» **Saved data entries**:
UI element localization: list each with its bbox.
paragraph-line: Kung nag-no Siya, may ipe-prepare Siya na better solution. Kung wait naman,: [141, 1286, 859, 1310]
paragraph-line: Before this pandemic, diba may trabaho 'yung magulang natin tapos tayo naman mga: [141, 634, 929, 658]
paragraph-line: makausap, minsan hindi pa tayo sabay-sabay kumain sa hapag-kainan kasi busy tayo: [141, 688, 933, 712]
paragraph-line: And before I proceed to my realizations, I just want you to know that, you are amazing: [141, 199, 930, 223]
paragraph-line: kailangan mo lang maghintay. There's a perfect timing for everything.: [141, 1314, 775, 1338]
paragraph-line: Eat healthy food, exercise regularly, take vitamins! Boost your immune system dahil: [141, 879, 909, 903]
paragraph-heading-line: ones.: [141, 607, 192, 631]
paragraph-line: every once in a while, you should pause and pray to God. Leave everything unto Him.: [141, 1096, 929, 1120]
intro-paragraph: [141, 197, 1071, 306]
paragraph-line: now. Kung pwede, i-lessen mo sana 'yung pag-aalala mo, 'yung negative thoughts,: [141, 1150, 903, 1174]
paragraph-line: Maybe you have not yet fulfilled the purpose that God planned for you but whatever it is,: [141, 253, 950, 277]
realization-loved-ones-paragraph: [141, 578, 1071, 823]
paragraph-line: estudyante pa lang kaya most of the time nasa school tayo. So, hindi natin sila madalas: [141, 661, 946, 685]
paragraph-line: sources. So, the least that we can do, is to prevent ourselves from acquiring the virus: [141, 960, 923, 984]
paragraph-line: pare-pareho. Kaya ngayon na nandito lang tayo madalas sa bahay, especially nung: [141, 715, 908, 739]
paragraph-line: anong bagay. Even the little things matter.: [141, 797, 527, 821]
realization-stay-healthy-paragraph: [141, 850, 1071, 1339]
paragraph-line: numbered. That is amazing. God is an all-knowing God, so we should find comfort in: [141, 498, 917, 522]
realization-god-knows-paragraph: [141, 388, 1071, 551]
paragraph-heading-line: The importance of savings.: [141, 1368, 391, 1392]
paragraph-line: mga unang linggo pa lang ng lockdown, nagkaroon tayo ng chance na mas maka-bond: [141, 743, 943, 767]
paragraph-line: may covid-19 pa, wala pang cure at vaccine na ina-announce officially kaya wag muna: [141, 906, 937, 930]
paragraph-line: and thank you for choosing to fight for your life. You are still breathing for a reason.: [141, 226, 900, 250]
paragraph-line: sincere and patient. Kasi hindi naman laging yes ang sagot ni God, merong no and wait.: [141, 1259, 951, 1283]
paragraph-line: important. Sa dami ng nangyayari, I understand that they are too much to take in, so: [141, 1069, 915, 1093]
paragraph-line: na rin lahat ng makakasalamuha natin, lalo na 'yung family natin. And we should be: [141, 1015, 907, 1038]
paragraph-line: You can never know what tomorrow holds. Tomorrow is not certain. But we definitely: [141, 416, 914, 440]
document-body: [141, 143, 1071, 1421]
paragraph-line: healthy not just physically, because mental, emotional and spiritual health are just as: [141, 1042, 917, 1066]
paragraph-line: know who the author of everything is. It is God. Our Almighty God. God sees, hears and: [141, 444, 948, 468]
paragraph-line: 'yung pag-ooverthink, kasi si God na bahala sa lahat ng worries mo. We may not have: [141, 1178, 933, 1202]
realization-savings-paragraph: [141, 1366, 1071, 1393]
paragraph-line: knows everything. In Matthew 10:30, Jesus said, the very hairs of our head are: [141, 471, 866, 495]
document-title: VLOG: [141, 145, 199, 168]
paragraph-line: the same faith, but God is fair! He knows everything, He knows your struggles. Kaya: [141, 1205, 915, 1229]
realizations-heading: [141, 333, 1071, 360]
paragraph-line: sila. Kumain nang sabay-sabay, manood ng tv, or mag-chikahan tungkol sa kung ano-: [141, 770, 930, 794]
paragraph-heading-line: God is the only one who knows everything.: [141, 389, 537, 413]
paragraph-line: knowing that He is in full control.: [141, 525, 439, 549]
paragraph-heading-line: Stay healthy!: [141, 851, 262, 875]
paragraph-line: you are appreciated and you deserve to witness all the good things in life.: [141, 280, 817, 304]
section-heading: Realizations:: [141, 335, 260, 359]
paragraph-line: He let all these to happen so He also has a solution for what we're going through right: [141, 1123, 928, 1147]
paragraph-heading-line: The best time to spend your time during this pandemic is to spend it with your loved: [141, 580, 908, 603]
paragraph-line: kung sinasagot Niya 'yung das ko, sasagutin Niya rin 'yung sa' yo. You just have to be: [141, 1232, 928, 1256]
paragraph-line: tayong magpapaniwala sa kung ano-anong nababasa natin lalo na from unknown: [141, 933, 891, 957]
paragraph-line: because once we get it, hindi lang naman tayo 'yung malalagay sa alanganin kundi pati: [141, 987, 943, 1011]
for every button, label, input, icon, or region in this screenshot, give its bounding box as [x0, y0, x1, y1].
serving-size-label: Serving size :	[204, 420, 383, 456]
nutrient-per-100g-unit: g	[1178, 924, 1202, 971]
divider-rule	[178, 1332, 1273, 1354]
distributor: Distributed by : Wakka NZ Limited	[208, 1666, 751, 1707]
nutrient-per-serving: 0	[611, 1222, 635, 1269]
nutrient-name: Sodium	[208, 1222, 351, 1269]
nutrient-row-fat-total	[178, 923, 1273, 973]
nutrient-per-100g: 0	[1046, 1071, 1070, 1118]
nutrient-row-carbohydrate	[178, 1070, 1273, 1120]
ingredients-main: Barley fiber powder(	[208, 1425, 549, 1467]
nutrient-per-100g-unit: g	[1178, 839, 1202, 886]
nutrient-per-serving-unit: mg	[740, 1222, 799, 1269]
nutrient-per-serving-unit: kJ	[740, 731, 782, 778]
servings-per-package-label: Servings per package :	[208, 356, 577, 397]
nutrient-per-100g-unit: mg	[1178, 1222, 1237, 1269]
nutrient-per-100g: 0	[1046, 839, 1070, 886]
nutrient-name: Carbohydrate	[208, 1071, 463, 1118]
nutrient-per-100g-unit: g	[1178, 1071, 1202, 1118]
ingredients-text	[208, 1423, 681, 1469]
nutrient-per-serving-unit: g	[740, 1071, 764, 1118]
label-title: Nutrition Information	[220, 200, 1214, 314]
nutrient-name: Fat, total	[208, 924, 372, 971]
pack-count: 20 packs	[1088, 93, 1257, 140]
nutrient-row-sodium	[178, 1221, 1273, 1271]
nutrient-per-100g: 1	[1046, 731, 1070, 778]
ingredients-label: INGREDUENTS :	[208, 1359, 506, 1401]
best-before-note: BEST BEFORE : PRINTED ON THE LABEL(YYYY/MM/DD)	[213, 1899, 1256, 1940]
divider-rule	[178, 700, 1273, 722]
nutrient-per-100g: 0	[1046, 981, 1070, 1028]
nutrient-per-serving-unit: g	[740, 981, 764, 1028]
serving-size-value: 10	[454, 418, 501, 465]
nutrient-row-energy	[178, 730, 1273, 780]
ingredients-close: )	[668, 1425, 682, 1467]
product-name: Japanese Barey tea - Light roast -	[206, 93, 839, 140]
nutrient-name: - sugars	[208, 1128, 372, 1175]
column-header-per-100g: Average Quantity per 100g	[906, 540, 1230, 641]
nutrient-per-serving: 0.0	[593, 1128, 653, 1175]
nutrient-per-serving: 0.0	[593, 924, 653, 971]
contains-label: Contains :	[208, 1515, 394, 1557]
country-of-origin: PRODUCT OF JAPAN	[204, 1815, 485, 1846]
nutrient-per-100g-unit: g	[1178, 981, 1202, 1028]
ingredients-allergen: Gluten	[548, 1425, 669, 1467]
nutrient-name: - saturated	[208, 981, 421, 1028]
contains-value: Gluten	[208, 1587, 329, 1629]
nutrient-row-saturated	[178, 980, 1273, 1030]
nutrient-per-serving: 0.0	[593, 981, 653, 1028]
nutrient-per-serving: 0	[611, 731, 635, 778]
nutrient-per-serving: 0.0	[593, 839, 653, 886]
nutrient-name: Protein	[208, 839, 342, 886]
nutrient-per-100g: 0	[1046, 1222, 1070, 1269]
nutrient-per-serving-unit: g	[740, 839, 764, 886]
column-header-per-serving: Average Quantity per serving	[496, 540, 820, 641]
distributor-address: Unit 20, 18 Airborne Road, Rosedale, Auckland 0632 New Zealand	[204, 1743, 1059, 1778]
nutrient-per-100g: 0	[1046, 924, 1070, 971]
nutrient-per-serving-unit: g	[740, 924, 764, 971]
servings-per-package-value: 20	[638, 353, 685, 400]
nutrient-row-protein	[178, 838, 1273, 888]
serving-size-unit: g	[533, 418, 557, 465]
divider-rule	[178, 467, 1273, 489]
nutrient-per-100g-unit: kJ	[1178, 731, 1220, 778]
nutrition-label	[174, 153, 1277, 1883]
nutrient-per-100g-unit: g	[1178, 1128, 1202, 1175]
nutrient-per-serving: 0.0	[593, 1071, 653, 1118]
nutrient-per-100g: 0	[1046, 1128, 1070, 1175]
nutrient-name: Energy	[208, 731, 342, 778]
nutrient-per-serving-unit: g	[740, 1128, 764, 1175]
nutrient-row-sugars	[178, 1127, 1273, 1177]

» **EXERCISE BRIEF**:
Show every line above in which the word "size" occurs.

» **RESULT OF THE TASK**:
serving-size-label: Serving size :	[204, 420, 383, 456]
serving-size-value: 10	[454, 418, 501, 465]
serving-size-unit: g	[533, 418, 557, 465]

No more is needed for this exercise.